## TASK DESCRIPTION
Tally the lines holding the word "within" and state the count by itself.

## GIVEN DATA
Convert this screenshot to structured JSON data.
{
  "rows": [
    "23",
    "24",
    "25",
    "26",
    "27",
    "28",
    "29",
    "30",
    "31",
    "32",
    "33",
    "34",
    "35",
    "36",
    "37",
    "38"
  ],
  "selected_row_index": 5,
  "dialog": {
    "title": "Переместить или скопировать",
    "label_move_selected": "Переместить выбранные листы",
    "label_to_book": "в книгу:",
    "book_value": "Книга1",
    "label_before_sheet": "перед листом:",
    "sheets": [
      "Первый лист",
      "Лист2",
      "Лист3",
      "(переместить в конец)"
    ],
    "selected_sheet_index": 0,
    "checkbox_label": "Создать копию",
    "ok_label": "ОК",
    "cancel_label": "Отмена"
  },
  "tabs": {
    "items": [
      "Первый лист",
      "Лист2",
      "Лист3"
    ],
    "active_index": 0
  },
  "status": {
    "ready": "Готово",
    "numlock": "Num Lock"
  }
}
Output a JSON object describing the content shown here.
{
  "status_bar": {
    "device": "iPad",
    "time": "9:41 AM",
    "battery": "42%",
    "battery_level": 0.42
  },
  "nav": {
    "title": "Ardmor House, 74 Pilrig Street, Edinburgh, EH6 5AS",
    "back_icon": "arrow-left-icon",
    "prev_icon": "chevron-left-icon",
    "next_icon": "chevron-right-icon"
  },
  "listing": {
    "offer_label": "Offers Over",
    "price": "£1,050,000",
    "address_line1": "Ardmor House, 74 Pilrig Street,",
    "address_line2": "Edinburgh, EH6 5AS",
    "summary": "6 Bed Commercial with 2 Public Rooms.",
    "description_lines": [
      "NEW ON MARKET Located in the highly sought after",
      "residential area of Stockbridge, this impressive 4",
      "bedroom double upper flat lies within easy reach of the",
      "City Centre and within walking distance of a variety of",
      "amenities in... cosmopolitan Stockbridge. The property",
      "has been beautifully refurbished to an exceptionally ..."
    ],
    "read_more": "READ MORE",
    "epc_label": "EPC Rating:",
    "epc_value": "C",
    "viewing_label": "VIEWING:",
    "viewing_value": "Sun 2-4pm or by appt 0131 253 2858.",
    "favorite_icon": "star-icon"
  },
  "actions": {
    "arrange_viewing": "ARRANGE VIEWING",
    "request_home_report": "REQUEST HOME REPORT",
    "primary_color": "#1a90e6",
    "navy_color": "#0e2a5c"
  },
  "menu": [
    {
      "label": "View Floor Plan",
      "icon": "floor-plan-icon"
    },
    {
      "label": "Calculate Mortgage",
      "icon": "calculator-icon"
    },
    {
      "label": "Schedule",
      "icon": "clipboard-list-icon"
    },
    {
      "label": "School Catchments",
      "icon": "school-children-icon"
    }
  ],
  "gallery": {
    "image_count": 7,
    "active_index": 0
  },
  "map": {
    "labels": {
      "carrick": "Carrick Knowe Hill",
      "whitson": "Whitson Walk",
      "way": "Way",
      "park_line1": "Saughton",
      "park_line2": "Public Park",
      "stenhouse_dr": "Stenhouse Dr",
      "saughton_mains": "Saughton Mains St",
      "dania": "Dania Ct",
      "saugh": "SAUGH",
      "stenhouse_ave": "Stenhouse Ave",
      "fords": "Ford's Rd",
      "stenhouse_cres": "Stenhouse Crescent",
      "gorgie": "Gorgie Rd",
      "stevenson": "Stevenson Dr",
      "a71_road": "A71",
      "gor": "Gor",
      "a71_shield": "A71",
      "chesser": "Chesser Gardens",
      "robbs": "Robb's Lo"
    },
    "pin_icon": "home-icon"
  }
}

## THE RESPONSE
2